**EXERCISE:** Only a number is wanted: how many lines in the records below contain "Score"?

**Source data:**
==========
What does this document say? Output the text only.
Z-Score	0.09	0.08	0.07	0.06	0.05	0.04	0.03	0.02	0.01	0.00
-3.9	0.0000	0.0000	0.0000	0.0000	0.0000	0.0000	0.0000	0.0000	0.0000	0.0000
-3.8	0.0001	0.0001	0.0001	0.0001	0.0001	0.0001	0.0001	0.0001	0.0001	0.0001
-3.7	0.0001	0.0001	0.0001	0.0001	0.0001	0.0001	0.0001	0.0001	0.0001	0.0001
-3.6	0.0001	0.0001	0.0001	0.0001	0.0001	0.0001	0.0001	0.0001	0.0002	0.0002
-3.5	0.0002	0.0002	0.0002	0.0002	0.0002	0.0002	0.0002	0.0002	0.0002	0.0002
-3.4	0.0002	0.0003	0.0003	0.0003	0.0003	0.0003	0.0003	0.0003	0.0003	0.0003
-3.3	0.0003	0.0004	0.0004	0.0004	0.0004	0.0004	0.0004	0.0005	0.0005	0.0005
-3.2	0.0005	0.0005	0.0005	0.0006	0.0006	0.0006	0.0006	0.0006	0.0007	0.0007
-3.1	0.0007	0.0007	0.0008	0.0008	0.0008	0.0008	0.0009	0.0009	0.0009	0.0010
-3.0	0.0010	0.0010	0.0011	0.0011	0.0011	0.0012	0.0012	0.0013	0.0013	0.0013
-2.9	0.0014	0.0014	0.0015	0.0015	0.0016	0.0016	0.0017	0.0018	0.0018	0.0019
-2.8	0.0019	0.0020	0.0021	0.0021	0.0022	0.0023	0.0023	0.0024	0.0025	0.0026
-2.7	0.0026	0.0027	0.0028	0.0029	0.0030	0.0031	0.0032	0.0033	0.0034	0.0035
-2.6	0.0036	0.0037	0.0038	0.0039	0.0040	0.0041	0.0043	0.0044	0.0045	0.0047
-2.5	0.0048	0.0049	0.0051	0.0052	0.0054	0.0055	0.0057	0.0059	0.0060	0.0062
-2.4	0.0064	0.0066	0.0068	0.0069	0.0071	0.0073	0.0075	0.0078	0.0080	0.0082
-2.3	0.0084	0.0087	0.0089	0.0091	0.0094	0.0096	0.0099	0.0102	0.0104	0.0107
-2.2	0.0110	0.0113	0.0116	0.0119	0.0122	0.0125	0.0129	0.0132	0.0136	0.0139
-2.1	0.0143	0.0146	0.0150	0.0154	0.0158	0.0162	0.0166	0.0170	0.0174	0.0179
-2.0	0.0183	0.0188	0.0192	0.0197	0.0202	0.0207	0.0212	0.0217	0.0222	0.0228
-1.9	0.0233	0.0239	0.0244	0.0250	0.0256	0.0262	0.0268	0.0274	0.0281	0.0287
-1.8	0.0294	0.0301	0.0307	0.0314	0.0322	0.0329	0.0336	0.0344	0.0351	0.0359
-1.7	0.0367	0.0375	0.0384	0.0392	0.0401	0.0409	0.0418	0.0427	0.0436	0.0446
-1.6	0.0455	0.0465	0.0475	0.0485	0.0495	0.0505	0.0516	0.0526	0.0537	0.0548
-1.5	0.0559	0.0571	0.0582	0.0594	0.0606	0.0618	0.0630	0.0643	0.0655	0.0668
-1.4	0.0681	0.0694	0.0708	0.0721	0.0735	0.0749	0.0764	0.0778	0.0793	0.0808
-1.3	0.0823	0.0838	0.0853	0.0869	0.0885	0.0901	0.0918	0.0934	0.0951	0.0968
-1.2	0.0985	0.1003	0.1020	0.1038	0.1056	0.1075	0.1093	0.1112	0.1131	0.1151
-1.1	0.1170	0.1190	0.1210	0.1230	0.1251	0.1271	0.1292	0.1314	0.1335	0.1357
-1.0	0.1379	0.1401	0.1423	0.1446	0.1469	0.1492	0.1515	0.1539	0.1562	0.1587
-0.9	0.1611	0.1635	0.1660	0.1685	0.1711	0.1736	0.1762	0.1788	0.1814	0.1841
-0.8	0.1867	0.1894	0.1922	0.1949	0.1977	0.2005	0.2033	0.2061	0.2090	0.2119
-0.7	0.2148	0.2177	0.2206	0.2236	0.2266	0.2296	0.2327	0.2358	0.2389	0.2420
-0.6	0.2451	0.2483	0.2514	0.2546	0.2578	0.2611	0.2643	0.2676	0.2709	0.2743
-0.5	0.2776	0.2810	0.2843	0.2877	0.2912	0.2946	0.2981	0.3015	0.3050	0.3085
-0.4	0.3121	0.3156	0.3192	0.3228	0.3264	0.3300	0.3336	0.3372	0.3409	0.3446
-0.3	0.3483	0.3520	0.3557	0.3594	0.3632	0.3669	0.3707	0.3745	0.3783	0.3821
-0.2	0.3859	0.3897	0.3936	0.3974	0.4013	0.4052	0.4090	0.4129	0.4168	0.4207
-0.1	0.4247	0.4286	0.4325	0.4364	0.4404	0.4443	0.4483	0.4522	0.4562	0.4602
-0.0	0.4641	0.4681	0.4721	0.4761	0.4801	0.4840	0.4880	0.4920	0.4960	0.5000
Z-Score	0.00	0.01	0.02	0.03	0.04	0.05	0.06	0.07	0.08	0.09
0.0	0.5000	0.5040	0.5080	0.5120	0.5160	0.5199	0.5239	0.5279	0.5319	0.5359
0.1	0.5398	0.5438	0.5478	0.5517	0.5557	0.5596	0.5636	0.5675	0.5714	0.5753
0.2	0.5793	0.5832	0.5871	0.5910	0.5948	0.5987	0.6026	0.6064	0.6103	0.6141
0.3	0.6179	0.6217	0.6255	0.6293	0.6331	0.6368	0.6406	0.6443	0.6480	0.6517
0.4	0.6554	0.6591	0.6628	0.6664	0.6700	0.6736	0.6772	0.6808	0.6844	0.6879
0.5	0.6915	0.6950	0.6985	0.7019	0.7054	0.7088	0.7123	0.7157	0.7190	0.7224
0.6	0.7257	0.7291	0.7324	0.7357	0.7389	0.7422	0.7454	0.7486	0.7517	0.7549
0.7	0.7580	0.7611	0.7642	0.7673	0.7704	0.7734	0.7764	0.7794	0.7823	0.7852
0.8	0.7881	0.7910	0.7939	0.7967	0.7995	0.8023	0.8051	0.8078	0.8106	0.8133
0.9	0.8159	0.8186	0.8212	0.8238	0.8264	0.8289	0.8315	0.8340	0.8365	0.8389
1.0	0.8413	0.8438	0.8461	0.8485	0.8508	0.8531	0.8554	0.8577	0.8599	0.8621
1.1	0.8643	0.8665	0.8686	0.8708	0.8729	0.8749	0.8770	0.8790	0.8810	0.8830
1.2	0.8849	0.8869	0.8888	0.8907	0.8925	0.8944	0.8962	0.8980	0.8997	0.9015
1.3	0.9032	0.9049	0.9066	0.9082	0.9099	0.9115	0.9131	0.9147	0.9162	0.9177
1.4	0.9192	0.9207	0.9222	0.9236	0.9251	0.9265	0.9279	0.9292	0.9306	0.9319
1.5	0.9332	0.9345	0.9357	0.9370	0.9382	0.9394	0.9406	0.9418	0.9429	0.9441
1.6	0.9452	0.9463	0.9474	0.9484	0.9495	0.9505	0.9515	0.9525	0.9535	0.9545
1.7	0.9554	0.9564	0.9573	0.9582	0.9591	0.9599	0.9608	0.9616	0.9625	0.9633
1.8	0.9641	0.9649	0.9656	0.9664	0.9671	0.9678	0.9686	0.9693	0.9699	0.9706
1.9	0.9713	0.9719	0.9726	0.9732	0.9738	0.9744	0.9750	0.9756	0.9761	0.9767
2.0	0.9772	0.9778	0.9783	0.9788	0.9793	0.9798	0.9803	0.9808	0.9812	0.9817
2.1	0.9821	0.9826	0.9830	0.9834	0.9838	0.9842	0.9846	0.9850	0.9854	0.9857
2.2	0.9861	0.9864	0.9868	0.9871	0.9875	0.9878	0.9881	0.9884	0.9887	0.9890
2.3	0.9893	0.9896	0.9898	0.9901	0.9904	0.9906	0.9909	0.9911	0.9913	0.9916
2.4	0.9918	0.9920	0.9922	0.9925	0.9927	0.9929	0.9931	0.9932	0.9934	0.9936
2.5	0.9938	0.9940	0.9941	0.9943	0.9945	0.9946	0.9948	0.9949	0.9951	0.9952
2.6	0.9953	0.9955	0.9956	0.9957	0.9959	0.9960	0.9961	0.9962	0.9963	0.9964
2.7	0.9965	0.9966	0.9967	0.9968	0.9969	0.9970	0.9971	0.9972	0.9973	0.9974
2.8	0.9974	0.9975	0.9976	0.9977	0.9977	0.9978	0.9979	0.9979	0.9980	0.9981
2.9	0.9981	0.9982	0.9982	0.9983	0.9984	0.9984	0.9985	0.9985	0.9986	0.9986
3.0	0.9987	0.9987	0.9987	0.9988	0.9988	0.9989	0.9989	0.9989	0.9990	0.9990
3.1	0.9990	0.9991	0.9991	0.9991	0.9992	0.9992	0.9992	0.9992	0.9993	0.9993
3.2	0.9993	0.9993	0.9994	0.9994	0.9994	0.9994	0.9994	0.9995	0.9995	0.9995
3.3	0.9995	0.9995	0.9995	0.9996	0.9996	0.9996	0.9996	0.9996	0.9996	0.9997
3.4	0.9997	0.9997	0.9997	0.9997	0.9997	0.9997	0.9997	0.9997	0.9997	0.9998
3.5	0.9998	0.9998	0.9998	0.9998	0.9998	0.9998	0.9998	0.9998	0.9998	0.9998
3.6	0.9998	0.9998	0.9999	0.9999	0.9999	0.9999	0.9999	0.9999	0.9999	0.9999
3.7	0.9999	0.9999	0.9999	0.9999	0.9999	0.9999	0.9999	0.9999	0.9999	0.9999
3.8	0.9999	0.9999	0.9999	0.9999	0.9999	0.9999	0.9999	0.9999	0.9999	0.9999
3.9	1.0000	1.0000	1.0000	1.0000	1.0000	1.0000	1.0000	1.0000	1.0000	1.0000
==========
**RESULT BELOW:** 2